## Listed entries
■ ■ ■ ■
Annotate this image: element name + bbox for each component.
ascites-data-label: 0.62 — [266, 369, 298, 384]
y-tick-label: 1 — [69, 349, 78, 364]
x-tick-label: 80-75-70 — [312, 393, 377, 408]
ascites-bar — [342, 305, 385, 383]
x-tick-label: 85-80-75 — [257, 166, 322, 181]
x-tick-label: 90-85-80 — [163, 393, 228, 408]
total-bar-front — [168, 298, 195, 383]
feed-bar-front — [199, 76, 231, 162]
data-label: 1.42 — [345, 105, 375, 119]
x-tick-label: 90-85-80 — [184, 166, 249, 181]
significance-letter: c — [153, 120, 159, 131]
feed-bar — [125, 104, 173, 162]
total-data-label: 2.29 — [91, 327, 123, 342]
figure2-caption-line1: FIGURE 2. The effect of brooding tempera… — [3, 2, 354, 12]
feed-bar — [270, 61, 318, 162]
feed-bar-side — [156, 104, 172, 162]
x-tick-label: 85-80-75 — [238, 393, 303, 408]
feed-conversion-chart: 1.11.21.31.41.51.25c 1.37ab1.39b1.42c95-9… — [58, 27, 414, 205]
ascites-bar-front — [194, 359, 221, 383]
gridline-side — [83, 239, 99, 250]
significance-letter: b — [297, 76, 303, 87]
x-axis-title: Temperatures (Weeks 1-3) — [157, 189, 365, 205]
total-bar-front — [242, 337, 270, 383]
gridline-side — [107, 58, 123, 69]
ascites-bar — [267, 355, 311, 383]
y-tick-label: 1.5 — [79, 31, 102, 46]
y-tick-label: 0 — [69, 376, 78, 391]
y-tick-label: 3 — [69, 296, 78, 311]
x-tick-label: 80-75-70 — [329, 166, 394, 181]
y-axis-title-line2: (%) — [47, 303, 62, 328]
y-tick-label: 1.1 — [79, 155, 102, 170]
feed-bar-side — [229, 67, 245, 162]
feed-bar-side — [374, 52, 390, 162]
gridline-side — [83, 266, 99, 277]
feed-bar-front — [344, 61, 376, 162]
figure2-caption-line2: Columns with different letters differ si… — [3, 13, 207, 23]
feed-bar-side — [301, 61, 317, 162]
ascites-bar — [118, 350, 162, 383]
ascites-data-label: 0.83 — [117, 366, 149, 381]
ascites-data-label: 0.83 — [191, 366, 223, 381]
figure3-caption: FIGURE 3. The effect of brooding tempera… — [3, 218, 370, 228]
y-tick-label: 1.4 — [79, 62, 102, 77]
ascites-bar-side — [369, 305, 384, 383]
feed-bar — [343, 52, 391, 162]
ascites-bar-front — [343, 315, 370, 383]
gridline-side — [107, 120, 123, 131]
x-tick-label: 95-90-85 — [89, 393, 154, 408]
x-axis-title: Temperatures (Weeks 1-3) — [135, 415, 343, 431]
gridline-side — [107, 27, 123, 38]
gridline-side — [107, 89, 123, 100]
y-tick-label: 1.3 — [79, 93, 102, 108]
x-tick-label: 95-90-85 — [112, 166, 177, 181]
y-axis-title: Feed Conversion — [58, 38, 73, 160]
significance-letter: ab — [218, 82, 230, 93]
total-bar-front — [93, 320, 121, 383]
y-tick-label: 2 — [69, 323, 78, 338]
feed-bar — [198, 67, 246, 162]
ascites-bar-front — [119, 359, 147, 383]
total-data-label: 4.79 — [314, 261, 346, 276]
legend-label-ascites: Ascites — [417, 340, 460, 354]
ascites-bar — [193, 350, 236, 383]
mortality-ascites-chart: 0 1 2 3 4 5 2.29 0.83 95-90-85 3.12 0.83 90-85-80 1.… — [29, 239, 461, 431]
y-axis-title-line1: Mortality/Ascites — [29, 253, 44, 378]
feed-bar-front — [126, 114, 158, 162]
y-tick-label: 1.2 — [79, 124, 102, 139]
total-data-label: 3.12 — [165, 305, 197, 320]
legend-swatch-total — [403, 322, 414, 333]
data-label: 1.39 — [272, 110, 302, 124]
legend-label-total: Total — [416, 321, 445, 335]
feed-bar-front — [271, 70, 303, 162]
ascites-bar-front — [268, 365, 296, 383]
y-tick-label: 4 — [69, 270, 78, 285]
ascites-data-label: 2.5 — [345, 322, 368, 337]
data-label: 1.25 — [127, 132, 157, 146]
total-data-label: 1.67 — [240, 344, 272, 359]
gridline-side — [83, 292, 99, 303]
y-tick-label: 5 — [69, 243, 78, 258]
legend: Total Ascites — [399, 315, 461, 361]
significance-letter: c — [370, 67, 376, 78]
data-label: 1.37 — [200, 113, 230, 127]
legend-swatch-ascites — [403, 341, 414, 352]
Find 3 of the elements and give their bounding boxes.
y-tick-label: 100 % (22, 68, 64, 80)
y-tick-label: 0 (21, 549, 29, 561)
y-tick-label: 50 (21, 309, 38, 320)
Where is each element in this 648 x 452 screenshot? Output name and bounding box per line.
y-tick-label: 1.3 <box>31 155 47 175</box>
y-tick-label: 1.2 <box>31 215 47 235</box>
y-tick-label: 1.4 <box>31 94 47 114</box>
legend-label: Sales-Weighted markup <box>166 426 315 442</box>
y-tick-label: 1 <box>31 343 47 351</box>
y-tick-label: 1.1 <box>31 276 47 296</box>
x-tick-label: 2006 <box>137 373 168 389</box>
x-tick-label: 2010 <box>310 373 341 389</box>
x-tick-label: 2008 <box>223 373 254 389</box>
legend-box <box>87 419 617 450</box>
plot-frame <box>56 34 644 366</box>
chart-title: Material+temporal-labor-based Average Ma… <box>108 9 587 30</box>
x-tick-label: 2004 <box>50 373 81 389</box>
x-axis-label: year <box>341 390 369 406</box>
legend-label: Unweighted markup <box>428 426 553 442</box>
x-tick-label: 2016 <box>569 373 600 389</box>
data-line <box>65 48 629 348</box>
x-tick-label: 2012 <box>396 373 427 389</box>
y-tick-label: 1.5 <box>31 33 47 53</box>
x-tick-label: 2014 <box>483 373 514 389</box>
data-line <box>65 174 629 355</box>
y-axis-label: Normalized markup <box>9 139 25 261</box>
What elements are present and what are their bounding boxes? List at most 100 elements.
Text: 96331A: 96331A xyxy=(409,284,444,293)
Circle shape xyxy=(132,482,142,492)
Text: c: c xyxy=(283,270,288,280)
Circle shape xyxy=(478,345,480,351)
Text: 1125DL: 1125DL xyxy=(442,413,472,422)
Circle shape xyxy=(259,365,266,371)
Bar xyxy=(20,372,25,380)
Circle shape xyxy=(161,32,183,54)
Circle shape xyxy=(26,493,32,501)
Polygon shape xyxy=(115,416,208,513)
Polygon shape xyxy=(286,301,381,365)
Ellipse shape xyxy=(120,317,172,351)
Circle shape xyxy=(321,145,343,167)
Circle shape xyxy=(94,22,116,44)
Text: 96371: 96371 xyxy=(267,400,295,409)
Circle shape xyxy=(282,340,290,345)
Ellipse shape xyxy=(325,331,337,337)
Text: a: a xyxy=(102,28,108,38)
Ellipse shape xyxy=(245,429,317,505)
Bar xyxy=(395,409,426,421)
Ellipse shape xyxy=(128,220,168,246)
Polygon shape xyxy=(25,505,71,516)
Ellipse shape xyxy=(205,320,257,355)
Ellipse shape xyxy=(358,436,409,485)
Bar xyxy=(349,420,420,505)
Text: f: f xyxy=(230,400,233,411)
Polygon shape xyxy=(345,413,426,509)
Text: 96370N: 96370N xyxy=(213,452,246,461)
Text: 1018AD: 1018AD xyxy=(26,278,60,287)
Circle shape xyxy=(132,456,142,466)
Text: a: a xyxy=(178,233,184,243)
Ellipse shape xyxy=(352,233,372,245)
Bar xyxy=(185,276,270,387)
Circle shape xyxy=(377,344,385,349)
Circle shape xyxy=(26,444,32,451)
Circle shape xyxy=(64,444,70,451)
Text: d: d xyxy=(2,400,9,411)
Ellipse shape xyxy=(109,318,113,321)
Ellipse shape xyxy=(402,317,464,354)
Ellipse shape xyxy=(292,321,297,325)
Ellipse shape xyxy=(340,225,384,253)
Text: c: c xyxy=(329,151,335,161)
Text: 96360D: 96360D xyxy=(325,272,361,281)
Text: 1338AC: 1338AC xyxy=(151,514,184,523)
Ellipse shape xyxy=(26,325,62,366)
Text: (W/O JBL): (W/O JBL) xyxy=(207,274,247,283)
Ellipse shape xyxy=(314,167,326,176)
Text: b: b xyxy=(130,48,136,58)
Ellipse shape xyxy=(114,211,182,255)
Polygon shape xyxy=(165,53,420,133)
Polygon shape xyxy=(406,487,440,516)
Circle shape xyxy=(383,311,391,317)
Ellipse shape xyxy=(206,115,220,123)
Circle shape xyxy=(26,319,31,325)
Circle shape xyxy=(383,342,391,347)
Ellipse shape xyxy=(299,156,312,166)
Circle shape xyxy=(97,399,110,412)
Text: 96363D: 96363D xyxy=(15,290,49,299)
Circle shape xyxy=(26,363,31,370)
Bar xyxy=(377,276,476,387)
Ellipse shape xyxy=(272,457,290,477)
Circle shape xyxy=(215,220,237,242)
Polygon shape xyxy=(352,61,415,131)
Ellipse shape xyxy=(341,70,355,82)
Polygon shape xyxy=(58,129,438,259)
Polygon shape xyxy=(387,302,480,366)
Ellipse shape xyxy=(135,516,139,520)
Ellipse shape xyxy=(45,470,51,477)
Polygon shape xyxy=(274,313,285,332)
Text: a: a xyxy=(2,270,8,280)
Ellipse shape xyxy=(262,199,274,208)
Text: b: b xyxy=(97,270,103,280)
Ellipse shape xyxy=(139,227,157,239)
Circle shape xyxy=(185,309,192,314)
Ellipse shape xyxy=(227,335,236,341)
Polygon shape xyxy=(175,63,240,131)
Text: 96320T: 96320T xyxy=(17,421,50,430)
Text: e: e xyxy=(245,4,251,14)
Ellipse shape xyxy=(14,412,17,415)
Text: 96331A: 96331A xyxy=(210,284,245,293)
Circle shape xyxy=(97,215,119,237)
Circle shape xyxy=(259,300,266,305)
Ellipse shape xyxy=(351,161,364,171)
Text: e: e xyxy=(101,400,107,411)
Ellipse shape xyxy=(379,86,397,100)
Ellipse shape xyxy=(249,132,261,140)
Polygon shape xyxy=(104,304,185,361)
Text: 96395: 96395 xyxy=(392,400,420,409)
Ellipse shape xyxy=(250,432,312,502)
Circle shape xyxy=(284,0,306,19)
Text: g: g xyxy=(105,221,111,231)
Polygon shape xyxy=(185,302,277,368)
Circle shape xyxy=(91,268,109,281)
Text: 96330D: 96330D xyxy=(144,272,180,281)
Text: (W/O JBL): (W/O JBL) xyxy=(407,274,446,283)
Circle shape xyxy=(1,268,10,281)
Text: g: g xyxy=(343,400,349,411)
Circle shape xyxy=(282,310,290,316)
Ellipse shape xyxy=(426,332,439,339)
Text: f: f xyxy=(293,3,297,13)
■ ■ ■ ■
## Set task
Rename "significance-letter" to "group-letter" in the lines from the first one up to and including the line with "x-tick-label: 85-80-75 — [238, 393, 303, 408]", and give those lines back with nothing else changed.

## Solution
Annotate this image: element name + bbox for each component.
ascites-data-label: 0.62 — [266, 369, 298, 384]
y-tick-label: 1 — [69, 349, 78, 364]
x-tick-label: 80-75-70 — [312, 393, 377, 408]
ascites-bar — [342, 305, 385, 383]
x-tick-label: 85-80-75 — [257, 166, 322, 181]
x-tick-label: 90-85-80 — [163, 393, 228, 408]
total-bar-front — [168, 298, 195, 383]
feed-bar-front — [199, 76, 231, 162]
data-label: 1.42 — [345, 105, 375, 119]
x-tick-label: 90-85-80 — [184, 166, 249, 181]
group-letter: c — [153, 120, 159, 131]
feed-bar — [125, 104, 173, 162]
total-data-label: 2.29 — [91, 327, 123, 342]
figure2-caption-line1: FIGURE 2. The effect of brooding tempera… — [3, 2, 354, 12]
feed-bar — [270, 61, 318, 162]
feed-bar-side — [156, 104, 172, 162]
x-tick-label: 85-80-75 — [238, 393, 303, 408]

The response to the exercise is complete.